TEXTO EXIBIDO »
■ ■ ■ ■ ■
A chata literatura da escola

Uns poucos sobrevivem.

Recentemente fiz um trabalho de Intervenção na Realidade Escolar — que é aquela disciplina que te faz pensar por que raios você escolheu licenciatura — e decidi que trabalharia Literatura com os alunos da escola escolhida, partindo de uma problematização que muito me angustia: a literatura na escola é chata.

Quando eu ainda estudava na escola, não aprendi nada de literatura, mas ainda assim tive interesse por leitura, livros e tudo mais — afinal eu sou o rei das palavras. Eu costumava ir nas bibliotecas das escolas e da minha cidade (só tinha uma, o farol da educação) e descobri muitos títulos e autores sozinha, então me apaixonei por eles. Descobri Júlio Verne, Victor Hugo, Arthur Conan Doyle e alguns brasileiros, tudo que fosse voltado para ficção, fantasia, aventura, porque os romance urbanos comuns da literatura clássica brasileira com seu nível linguístico altíssimo não são interessantes para alguém de 12 ou 16 anos.

E depois da minha experiência, passei isso para o meu irmão quando eu ouvi ele dizer que odiava Literatura. É necessário dizer que ele estava sendo obrigado a ler Amor de Perdição de Camilo Castelo Branco. Nenhum adolescente consegue! Apresentei outros nomes como H.G Wells, e a partir disso ele passou a buscar na biblioteca outras histórias, como igualmente eu fiz. Só que ele me superou em determinado ponto: passou a ler política e história. Esse é o poder da literatura.
■ ■ ■ ■ ■
Entradas de dados coletados
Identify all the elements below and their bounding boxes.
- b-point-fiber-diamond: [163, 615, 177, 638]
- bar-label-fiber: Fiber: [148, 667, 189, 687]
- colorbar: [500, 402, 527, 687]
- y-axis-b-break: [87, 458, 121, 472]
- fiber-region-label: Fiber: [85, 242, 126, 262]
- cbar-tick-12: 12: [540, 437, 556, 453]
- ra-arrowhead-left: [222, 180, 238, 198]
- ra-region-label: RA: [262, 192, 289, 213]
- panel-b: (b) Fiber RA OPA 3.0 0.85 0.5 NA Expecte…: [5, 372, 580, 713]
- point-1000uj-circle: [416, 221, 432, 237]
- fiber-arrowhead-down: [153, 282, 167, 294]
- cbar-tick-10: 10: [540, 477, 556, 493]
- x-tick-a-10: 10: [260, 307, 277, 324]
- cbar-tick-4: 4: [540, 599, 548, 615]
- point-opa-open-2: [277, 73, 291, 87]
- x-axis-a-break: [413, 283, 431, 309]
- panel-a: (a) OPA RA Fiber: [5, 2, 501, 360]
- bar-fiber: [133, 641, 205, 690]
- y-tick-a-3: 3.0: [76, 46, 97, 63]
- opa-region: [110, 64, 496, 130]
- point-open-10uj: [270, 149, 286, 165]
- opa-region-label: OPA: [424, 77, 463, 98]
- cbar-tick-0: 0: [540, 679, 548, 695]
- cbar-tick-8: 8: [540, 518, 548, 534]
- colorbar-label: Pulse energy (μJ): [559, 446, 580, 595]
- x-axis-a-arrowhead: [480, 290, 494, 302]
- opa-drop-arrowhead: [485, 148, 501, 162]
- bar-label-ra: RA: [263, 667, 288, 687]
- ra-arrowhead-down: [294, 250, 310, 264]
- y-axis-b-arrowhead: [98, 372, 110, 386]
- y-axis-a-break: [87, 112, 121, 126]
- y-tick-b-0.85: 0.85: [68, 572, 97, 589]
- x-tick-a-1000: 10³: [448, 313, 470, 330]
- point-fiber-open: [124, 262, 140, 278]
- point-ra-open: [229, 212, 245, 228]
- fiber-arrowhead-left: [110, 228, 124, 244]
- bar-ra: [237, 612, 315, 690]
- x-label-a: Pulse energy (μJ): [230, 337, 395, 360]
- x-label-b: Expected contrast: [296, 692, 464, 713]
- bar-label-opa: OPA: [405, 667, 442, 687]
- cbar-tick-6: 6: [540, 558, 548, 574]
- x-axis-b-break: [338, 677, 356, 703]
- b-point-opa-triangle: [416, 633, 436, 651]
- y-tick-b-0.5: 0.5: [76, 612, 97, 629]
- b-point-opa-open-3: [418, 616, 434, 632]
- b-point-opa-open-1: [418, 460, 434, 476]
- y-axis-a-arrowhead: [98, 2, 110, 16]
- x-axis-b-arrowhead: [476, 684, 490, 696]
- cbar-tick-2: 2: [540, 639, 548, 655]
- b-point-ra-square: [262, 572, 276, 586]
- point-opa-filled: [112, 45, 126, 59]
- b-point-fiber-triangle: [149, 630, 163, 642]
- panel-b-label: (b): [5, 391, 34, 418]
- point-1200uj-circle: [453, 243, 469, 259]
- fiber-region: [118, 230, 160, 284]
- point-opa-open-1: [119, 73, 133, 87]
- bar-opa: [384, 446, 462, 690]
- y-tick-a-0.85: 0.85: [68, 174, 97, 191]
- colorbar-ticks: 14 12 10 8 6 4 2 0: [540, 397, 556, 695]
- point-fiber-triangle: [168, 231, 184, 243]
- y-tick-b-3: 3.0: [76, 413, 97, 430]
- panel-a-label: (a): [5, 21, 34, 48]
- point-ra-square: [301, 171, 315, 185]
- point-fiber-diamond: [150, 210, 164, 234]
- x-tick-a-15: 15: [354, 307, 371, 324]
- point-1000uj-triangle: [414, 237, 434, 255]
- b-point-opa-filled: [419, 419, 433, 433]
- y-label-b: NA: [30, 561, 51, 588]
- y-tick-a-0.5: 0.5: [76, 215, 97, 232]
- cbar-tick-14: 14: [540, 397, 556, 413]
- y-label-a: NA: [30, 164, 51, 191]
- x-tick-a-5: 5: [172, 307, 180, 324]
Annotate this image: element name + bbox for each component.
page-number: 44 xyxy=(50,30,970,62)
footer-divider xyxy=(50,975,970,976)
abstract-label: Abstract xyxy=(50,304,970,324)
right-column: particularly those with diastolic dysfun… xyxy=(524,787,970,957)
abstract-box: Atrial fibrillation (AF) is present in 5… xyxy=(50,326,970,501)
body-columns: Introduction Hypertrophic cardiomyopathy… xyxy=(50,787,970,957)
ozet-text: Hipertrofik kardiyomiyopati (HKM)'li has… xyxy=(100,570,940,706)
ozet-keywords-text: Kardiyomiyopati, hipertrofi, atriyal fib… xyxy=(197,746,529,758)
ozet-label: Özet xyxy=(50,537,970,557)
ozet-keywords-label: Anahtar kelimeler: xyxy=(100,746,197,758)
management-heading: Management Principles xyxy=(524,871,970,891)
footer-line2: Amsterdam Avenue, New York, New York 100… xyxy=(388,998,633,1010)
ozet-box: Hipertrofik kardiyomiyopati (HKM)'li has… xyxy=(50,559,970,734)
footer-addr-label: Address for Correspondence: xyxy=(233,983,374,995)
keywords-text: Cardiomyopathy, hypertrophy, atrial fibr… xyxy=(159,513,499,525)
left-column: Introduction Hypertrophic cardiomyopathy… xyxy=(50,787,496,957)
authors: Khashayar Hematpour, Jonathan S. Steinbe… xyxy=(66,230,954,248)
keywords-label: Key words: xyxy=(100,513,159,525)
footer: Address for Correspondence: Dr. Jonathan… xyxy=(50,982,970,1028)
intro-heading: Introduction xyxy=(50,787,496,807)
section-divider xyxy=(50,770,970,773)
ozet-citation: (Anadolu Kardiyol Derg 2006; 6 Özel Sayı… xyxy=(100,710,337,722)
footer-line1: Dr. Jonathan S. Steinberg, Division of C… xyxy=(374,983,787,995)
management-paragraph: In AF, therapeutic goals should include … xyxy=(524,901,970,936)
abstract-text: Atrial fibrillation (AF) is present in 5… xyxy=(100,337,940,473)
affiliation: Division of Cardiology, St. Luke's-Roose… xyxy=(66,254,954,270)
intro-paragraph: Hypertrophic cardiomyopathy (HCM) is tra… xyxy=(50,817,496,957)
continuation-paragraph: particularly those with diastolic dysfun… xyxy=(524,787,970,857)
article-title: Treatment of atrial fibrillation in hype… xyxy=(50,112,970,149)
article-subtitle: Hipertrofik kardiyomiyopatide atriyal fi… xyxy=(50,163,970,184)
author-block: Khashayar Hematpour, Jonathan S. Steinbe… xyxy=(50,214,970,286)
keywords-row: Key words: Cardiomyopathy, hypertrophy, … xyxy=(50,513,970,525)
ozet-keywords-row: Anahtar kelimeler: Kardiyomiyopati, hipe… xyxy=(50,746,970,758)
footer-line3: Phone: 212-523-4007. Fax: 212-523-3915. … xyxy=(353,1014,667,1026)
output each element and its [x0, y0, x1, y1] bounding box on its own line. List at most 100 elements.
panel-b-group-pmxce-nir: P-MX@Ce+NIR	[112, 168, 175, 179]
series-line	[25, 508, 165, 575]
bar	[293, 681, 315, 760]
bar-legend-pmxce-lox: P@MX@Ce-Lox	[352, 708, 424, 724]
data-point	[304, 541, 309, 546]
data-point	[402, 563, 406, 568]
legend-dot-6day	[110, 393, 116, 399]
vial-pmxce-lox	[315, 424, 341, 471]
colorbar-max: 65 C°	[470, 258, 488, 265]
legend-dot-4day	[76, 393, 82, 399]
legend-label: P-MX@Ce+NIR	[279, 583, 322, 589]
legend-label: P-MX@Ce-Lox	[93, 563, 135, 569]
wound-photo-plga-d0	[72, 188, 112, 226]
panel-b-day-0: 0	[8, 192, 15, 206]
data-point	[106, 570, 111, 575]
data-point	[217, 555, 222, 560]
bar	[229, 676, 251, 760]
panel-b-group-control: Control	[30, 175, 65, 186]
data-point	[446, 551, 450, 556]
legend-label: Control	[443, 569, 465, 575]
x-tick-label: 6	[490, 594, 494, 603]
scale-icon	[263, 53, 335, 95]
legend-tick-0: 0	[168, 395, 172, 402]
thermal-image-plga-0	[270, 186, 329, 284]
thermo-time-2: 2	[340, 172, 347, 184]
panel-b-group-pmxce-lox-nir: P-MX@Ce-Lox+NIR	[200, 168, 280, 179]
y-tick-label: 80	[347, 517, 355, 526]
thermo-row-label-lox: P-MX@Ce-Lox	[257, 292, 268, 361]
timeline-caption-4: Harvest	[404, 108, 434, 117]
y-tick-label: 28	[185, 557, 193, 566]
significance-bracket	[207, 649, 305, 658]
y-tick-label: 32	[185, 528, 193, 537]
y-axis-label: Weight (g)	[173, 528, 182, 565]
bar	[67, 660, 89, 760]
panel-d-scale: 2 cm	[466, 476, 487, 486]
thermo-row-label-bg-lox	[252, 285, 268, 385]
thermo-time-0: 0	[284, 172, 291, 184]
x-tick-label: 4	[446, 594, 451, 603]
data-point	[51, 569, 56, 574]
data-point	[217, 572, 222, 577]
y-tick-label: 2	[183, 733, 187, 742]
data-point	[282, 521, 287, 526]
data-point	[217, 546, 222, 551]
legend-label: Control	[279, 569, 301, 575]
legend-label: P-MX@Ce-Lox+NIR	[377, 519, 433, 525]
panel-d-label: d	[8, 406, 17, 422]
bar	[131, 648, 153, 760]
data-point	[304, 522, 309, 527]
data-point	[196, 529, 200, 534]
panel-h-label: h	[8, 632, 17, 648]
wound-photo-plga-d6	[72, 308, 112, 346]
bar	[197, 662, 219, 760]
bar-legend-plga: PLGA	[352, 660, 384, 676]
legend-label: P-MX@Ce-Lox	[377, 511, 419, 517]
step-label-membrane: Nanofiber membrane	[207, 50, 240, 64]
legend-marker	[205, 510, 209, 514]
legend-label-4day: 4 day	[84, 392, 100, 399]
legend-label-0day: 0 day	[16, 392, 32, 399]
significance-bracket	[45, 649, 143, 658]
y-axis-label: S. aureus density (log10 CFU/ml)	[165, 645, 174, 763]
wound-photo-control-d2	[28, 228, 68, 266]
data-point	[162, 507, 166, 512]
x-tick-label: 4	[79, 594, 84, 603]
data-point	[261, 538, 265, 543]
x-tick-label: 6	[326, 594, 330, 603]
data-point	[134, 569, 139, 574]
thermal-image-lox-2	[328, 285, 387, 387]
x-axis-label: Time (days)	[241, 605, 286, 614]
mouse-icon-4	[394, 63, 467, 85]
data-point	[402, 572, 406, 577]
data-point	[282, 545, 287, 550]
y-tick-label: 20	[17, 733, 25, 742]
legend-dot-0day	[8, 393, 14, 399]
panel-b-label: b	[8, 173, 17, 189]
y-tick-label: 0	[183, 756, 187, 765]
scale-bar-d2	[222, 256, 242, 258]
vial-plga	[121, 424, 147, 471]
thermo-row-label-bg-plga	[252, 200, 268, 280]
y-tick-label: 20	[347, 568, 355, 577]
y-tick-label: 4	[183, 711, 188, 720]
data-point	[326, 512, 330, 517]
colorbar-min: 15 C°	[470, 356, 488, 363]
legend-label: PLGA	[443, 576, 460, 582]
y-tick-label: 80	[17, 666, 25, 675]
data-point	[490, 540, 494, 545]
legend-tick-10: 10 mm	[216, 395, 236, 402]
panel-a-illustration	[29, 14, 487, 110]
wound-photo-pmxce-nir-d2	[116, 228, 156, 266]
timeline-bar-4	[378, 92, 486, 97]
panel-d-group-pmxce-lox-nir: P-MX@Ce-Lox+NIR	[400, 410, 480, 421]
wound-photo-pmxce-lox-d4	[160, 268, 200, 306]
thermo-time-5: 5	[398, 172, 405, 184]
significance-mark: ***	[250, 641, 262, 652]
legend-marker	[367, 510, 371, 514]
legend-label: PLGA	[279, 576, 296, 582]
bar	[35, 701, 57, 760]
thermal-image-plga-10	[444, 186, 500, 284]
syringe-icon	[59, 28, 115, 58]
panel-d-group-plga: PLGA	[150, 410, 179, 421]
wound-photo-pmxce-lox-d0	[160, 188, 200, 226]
■ ■ ■ ■ ■
TAREFA 1 »
Imprima o trecho do texto sobre literatura na escola que começa com as palavras "Recentemente fiz um" e termina com "escola é chata.".
TAREFA 2 »
Traduza para o inglês esta frase do texto sobre literatura na escola: "É necessário dizer que ele estava sendo obrigado a ler Amor de Perdição de Camilo Castelo Branco."
TAREFA 3 »
Segundo o texto sobre literatura na escola, que livro o irmão estava sendo obrigado a ler?

SUA RESPOSTA 1 »
Recentemente fiz um trabalho de Intervenção na Realidade Escolar — que é aquela disciplina que te faz pensar por que raios você escolheu licenciatura — e decidi que trabalharia Literatura com os alunos da escola escolhida, partindo de uma problematização que muito me angustia: a literatura na escola é chata.

SUA RESPOSTA 2 »
It should be said that he was being forced to read Amor de Perdição by Camilo Castelo Branco.

SUA RESPOSTA 3 »
Amor de Perdição, de Camilo Castelo Branco.